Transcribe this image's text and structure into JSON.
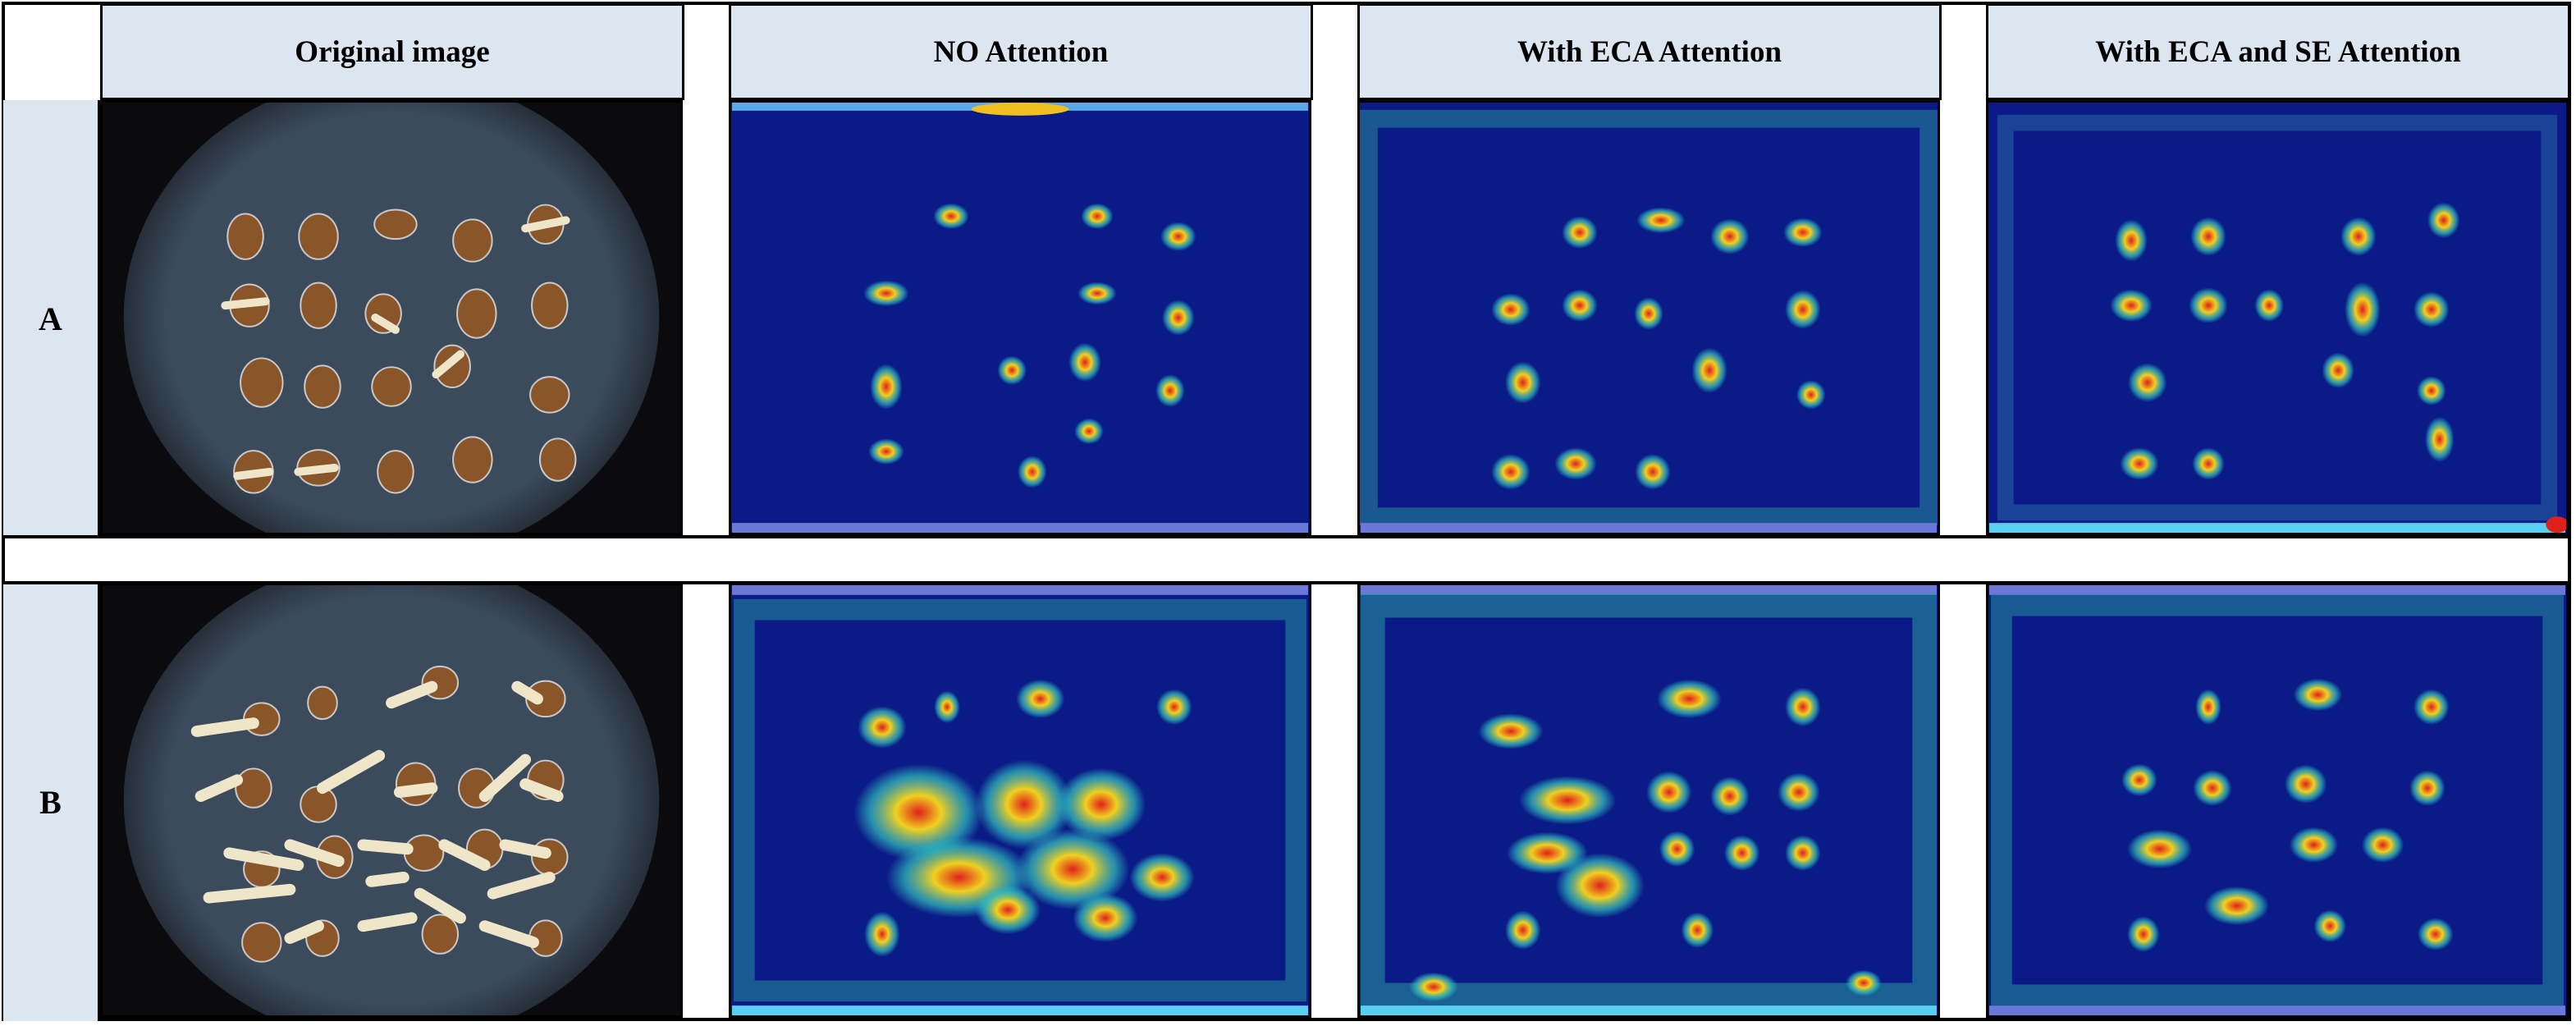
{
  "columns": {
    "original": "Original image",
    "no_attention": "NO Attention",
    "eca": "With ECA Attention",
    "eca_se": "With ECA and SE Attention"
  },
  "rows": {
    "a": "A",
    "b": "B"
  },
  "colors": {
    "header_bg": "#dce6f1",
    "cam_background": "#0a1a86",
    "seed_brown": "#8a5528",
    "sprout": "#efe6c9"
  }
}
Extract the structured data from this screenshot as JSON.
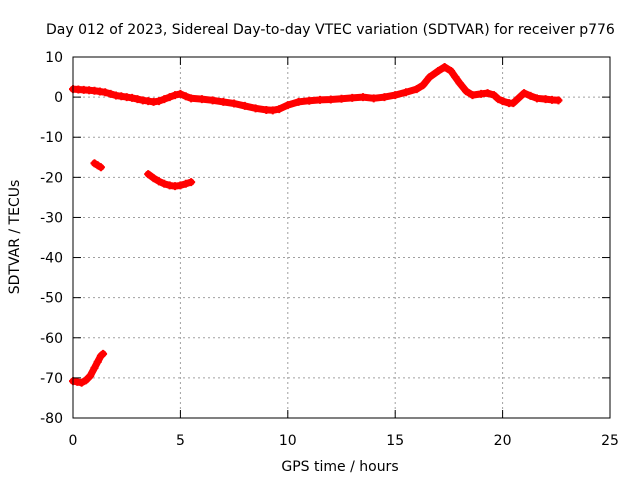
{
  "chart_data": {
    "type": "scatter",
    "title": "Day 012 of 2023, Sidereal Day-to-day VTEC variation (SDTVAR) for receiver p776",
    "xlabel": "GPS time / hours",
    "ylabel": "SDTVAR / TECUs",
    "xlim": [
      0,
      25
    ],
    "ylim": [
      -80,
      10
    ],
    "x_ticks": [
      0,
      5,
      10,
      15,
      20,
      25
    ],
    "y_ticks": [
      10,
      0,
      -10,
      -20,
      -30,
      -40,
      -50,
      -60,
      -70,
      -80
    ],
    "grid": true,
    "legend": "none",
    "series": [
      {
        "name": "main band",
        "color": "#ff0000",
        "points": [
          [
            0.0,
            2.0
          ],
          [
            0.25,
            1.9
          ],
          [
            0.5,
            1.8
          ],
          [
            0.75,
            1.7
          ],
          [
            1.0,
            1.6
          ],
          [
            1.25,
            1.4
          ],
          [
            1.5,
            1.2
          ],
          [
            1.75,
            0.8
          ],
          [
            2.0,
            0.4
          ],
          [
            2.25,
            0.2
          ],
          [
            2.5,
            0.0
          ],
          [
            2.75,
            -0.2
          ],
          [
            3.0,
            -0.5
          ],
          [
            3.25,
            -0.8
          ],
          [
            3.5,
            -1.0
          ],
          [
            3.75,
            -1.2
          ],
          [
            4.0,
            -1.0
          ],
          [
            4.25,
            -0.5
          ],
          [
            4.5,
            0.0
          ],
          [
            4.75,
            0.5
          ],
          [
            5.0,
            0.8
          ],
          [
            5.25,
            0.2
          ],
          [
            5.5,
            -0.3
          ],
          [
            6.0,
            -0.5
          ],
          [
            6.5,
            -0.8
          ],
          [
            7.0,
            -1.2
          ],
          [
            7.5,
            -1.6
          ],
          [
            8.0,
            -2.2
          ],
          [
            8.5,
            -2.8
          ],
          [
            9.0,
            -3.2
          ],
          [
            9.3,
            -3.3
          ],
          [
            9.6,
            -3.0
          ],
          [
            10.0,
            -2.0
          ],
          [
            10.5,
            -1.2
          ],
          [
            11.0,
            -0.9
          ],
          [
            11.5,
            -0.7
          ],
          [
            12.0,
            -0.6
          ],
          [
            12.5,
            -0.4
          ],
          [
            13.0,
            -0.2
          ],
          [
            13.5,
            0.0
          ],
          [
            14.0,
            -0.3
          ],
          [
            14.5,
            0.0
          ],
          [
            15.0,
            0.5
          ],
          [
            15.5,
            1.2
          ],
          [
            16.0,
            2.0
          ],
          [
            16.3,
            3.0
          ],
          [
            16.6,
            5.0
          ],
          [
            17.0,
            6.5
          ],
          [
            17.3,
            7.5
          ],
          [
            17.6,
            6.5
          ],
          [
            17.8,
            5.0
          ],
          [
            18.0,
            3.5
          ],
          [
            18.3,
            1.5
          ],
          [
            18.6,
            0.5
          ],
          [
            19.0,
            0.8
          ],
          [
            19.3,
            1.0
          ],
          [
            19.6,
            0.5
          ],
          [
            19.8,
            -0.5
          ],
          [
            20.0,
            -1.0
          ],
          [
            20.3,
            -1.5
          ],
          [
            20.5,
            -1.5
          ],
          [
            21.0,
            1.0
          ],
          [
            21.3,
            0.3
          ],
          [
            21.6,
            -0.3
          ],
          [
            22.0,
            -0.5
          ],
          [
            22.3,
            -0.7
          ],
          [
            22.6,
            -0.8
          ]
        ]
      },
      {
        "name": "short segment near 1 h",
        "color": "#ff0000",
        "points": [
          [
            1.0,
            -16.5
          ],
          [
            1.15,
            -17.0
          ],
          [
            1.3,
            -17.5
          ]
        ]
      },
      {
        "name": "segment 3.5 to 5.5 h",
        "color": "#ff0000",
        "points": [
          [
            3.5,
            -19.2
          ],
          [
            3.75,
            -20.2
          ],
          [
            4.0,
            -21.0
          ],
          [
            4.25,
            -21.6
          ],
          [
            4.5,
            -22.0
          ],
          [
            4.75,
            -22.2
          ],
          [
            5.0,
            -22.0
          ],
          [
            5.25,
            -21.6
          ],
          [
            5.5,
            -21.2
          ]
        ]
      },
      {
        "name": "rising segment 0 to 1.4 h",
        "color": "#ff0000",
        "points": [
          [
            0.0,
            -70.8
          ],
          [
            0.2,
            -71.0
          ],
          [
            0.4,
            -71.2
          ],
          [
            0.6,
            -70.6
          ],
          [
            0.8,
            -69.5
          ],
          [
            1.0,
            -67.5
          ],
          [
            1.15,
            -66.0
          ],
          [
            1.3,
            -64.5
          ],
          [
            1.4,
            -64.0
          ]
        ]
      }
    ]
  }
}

● ● ● ●

Copy out every line from the data above that has "SDTVAR" in it.

• PROBLEM SOLUTION:
    "title": "Day 012 of 2023, Sidereal Day-to-day VTEC variation (SDTVAR) for receiver p776",
    "ylabel": "SDTVAR / TECUs",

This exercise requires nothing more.